::: DATA TO PROCESS :::
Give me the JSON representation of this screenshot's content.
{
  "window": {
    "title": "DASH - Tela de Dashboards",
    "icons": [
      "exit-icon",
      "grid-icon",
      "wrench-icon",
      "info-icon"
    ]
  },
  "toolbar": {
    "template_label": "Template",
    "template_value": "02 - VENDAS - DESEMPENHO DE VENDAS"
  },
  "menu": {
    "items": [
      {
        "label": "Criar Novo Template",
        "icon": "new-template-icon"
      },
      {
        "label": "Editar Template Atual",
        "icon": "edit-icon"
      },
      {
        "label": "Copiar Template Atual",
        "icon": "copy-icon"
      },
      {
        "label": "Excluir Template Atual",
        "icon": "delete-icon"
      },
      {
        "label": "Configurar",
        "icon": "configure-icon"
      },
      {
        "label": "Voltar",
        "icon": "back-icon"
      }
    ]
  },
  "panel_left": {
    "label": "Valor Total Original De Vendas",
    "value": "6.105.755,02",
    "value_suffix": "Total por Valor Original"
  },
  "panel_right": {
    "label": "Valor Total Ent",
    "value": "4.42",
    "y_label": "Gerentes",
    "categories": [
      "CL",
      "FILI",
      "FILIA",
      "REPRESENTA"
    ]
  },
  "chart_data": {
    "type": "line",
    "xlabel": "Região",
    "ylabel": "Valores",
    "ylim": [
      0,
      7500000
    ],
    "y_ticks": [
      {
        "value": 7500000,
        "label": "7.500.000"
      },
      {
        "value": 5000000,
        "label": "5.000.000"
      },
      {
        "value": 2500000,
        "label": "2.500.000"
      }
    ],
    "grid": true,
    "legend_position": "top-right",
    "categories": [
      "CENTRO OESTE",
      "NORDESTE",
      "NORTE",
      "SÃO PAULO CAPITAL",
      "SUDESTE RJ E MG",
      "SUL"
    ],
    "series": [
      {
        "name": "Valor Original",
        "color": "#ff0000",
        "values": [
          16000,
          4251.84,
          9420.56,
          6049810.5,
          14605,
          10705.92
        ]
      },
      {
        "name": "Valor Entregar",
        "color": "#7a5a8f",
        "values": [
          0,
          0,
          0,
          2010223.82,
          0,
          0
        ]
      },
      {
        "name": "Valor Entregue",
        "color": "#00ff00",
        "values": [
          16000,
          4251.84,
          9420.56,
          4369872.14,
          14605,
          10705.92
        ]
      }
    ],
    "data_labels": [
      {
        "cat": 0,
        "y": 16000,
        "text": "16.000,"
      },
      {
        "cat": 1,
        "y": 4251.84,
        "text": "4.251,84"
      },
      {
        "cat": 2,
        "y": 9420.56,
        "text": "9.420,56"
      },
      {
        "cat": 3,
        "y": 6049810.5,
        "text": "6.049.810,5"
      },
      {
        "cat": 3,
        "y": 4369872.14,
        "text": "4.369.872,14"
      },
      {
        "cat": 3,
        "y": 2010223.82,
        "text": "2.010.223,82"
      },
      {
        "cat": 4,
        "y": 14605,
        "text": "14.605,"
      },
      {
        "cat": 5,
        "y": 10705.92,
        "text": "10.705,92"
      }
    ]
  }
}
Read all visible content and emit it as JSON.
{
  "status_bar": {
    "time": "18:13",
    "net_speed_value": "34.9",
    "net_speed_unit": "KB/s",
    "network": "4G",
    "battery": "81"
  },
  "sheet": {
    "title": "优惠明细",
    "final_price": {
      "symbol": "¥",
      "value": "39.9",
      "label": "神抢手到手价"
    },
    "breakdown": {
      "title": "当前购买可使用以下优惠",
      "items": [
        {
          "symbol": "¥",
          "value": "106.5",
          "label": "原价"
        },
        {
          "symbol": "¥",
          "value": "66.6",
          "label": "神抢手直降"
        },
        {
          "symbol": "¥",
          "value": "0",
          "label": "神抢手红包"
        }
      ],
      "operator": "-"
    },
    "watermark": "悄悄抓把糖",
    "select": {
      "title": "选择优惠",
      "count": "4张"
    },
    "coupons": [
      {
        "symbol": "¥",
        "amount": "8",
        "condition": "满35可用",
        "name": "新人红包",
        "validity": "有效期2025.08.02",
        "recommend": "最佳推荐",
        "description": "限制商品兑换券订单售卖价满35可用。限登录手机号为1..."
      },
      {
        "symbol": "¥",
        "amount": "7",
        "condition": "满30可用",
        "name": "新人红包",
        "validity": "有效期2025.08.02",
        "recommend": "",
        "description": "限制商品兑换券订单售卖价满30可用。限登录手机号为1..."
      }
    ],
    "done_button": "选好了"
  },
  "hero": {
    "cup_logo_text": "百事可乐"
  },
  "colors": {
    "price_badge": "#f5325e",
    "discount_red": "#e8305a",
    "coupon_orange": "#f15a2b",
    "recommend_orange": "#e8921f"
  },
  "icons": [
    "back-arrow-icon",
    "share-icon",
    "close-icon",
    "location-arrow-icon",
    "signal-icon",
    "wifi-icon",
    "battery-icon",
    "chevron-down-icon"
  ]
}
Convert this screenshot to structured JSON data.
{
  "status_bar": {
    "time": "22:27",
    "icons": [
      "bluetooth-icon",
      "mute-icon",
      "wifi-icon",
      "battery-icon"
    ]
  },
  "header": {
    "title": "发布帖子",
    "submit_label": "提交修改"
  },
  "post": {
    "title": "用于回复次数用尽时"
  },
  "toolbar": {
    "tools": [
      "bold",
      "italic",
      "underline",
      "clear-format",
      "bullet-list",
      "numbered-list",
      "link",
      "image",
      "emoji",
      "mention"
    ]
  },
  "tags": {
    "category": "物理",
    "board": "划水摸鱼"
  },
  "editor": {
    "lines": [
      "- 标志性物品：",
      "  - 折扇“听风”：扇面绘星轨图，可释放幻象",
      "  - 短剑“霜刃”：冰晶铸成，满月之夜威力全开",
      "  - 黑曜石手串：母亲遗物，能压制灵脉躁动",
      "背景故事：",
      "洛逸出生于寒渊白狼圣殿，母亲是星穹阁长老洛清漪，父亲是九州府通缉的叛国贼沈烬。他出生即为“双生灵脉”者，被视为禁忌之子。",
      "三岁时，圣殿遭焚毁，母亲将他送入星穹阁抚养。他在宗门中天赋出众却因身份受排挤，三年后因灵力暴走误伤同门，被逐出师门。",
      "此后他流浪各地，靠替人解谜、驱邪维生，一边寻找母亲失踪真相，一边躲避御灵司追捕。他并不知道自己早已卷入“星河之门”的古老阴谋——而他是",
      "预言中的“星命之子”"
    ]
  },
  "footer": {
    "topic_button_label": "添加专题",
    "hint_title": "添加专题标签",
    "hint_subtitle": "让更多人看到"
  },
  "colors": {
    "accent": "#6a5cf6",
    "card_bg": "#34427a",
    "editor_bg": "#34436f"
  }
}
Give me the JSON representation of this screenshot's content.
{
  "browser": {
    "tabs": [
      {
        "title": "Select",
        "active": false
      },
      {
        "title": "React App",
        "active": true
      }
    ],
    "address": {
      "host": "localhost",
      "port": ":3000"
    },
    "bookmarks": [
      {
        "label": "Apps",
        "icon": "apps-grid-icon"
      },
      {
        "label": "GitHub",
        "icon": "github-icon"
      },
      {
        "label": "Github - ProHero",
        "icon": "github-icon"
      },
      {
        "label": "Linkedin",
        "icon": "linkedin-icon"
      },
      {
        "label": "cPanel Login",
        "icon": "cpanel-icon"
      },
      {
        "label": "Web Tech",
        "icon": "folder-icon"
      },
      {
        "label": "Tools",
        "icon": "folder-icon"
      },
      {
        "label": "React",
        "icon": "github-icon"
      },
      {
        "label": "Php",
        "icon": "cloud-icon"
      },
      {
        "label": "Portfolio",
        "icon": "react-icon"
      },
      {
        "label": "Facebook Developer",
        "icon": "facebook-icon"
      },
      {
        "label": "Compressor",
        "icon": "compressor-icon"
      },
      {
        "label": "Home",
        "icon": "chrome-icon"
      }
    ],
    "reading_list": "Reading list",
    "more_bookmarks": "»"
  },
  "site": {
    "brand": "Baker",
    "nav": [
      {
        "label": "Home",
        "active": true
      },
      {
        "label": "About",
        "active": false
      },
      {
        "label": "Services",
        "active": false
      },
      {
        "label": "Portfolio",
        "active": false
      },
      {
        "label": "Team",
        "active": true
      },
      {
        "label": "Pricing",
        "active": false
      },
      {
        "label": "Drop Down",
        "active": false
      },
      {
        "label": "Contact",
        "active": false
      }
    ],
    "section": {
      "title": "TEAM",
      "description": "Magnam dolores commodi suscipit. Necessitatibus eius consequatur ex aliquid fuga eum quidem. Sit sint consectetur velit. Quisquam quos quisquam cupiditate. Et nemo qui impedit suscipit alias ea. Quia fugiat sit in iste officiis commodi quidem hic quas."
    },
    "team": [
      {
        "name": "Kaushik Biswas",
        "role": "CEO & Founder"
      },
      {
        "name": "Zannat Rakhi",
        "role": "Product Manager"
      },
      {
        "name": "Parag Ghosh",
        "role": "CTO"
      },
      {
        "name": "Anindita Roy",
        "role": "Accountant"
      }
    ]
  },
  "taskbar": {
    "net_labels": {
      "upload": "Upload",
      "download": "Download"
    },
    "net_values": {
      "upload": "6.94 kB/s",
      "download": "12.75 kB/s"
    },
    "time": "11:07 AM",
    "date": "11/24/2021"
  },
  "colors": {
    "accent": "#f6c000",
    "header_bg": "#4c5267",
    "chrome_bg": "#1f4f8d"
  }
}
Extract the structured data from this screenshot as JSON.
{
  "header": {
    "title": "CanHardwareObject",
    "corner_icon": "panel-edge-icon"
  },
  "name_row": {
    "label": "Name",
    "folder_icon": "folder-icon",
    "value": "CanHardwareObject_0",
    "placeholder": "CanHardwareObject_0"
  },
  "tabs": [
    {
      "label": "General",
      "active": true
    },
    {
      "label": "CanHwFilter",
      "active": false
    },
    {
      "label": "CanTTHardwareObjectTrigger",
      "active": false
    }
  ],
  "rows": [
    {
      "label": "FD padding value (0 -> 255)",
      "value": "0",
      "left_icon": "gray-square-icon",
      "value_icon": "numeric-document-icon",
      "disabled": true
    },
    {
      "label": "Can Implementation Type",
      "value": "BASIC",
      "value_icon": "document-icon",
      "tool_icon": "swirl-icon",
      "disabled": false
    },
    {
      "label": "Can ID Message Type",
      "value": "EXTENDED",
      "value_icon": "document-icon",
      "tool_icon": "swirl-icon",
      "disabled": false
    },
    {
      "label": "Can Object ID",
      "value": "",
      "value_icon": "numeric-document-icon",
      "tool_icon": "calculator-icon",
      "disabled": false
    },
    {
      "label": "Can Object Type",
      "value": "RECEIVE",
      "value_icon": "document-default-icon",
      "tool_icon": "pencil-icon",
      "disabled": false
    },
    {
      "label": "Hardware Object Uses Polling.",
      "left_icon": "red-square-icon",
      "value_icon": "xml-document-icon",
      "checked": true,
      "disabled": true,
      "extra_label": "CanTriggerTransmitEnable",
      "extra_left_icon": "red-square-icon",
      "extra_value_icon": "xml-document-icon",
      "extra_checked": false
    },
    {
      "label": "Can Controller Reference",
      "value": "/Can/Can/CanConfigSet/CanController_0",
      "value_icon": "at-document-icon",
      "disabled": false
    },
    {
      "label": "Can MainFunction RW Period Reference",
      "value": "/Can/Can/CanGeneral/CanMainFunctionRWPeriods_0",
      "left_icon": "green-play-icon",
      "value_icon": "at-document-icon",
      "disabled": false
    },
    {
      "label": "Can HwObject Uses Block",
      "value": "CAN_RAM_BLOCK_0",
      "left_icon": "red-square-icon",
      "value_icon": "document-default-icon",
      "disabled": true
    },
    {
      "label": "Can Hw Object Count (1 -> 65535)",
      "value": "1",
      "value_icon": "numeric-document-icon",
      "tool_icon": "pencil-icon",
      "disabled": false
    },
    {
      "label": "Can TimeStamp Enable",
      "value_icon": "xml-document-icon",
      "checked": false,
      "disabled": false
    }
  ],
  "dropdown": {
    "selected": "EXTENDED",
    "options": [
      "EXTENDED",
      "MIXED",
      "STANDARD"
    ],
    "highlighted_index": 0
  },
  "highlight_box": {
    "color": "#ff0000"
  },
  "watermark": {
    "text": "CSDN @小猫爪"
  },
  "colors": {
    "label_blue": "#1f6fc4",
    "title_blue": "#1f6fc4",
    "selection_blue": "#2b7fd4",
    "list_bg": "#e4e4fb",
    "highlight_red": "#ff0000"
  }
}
:::
* AIM: Determine how many lines of this listing contain "Atual", and give only the number.

* WRITTEN RESPONSE: 3